## Dataset records
-- start --
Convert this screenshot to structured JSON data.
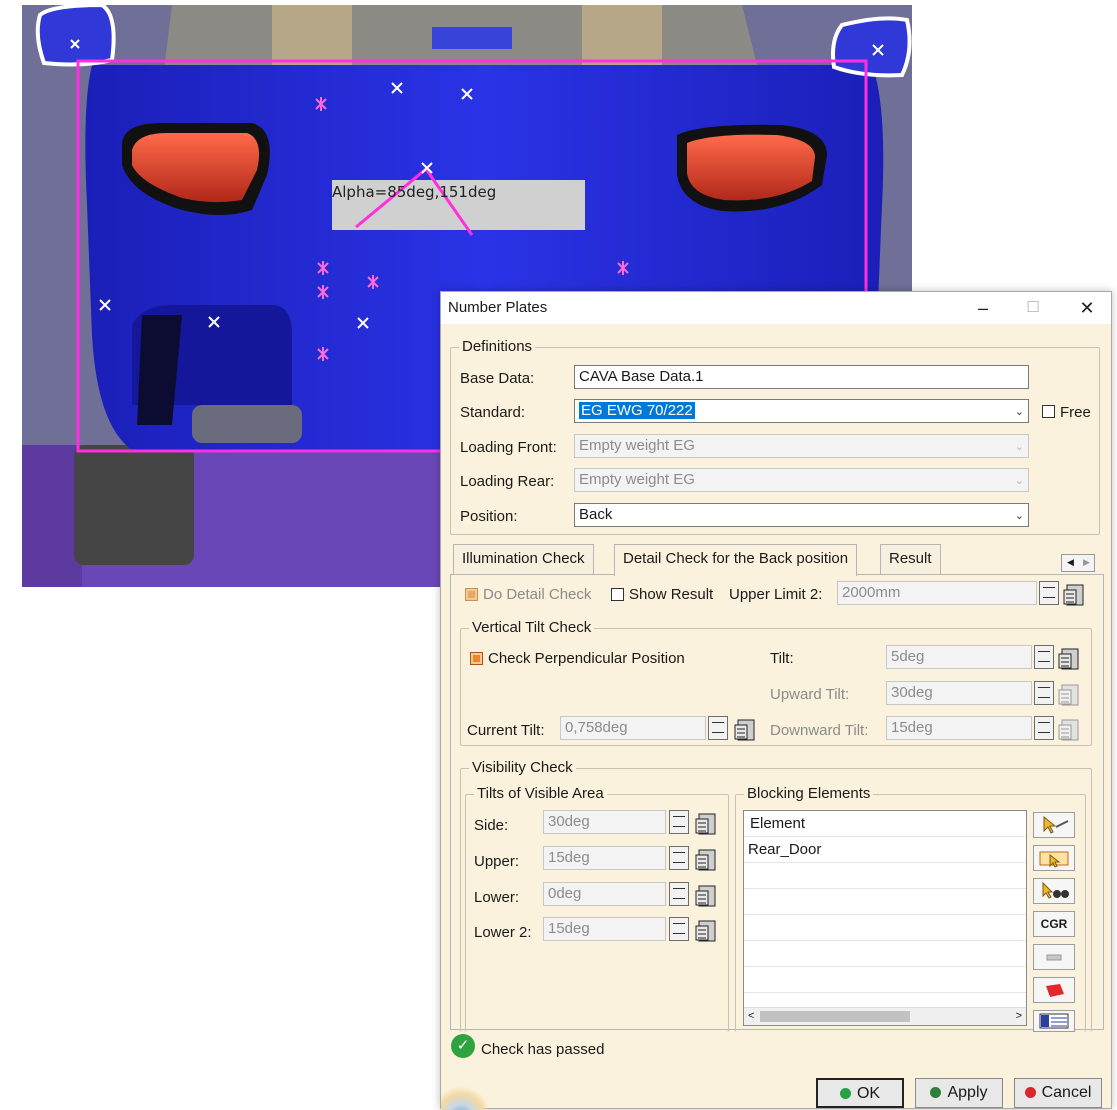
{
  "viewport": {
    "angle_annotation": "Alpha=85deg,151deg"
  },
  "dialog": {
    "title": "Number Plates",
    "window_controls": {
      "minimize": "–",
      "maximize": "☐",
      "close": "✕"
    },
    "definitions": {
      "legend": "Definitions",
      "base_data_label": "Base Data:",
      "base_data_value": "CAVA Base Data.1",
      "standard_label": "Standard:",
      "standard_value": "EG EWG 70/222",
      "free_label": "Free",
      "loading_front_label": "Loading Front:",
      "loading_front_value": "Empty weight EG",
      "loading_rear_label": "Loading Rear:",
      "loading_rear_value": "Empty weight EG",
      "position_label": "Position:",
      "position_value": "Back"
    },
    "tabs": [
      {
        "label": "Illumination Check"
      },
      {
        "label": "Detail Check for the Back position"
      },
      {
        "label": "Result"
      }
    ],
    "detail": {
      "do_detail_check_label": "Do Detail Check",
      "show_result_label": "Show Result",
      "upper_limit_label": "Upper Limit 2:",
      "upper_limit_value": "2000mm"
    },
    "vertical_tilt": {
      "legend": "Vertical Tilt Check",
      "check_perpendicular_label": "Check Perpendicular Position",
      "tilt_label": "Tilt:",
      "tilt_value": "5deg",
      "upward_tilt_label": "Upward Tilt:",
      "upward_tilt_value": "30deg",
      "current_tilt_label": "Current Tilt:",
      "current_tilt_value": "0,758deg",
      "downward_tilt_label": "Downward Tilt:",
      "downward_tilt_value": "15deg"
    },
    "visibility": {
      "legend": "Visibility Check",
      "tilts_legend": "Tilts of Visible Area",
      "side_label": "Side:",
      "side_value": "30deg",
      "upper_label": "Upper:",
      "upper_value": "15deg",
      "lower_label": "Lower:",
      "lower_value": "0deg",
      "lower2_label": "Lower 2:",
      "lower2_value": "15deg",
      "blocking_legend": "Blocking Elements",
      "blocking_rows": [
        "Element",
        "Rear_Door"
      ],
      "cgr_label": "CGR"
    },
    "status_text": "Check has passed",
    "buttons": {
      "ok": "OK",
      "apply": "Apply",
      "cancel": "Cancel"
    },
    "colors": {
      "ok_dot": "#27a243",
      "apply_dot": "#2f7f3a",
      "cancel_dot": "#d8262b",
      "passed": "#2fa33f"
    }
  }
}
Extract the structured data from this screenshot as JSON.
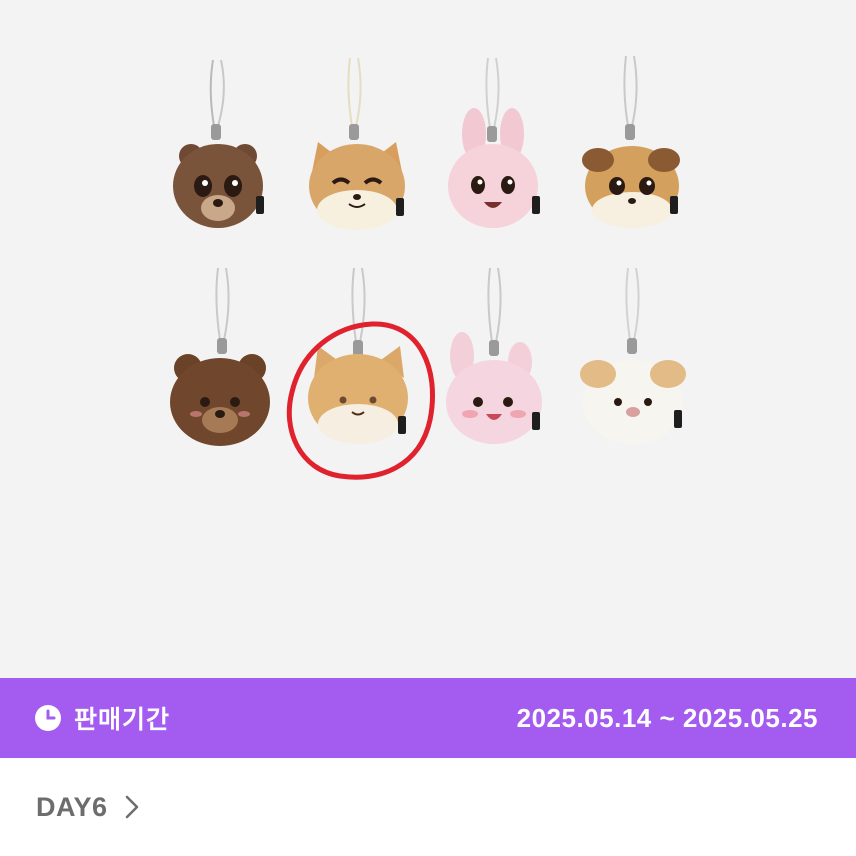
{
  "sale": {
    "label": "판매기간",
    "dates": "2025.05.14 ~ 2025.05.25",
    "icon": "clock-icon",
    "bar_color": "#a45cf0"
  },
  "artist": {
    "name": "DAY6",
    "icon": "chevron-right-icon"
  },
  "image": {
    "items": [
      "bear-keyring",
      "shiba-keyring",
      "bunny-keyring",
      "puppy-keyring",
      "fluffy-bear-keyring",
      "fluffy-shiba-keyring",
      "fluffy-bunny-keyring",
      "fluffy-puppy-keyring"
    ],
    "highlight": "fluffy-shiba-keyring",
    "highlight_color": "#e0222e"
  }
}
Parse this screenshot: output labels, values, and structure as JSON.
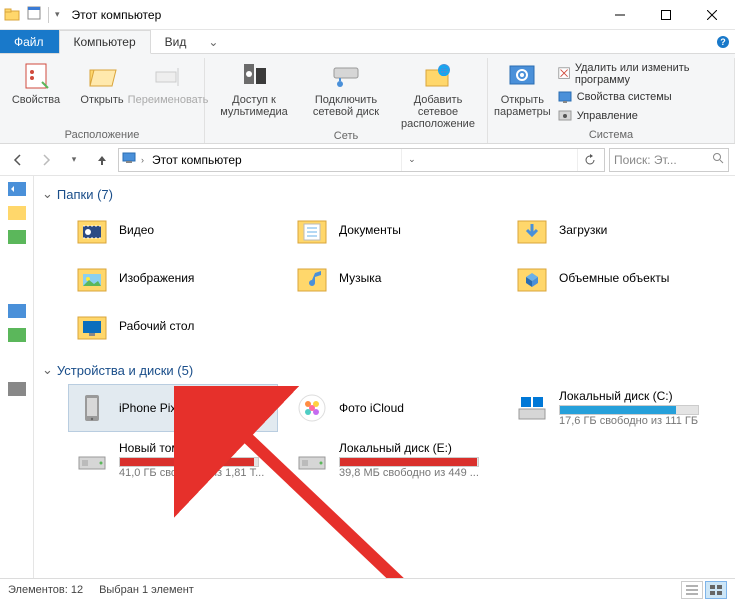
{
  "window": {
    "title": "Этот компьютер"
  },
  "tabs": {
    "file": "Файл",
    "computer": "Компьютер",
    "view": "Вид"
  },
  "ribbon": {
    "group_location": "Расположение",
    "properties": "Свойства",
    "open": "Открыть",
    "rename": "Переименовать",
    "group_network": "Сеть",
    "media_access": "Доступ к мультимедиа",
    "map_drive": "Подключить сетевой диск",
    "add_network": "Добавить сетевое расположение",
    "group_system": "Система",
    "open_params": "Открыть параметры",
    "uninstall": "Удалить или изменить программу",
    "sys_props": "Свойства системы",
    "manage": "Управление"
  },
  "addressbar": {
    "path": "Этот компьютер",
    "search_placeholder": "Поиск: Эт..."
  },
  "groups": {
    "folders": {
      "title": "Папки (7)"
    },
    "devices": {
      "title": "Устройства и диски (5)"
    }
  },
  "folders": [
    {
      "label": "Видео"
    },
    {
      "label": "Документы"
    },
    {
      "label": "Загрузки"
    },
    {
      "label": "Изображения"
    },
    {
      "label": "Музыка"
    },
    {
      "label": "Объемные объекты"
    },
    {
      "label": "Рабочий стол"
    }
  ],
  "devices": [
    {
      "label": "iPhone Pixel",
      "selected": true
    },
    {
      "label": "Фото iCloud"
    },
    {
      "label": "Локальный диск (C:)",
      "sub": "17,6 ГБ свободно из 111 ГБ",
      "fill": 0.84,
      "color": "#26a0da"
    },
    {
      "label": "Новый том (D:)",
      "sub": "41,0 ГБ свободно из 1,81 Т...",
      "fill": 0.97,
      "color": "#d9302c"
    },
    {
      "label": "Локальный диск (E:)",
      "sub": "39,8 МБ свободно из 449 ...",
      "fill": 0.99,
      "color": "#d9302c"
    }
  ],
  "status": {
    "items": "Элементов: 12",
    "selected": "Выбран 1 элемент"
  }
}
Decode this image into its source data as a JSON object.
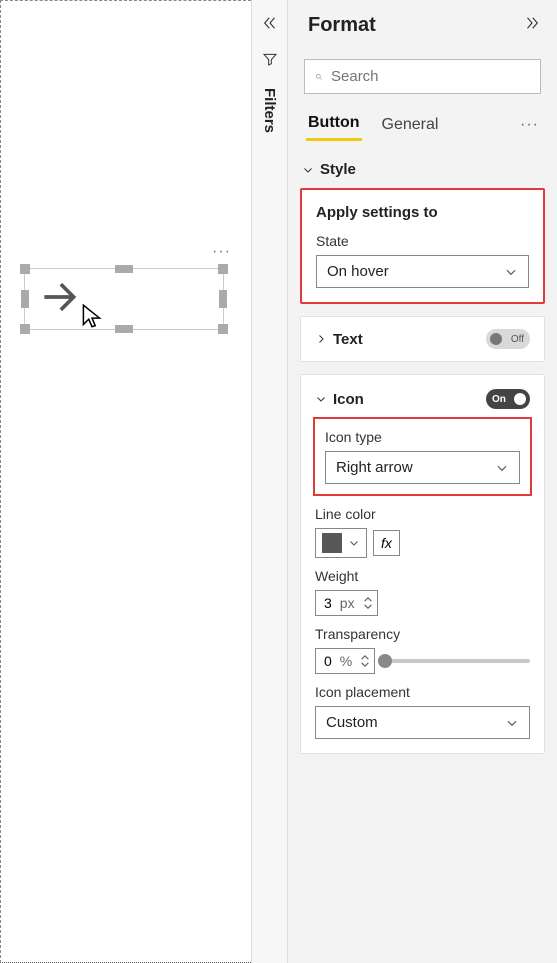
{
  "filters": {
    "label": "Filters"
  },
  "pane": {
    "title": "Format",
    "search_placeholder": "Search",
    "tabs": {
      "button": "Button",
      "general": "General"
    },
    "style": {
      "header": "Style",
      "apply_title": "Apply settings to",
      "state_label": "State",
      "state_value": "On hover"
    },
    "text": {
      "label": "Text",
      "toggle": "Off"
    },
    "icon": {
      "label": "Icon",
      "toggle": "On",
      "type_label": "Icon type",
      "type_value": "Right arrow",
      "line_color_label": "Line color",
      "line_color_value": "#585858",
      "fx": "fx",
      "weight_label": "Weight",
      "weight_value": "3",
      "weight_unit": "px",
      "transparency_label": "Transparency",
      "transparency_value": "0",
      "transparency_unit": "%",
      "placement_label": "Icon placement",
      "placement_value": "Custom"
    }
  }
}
-- end --
## Task prompt
Print the lines from the one that contains "Decode this image" through the last line of the data, exactly and in full, and no other lines. Pictures are not part of the copy.

## Task response
Decode this image into its source data as a JSON object.
{
  "filters": {
    "label": "Filters"
  },
  "pane": {
    "title": "Format",
    "search_placeholder": "Search",
    "tabs": {
      "button": "Button",
      "general": "General"
    },
    "style": {
      "header": "Style",
      "apply_title": "Apply settings to",
      "state_label": "State",
      "state_value": "On hover"
    },
    "text": {
      "label": "Text",
      "toggle": "Off"
    },
    "icon": {
      "label": "Icon",
      "toggle": "On",
      "type_label": "Icon type",
      "type_value": "Right arrow",
      "line_color_label": "Line color",
      "line_color_value": "#585858",
      "fx": "fx",
      "weight_label": "Weight",
      "weight_value": "3",
      "weight_unit": "px",
      "transparency_label": "Transparency",
      "transparency_value": "0",
      "transparency_unit": "%",
      "placement_label": "Icon placement",
      "placement_value": "Custom"
    }
  }
}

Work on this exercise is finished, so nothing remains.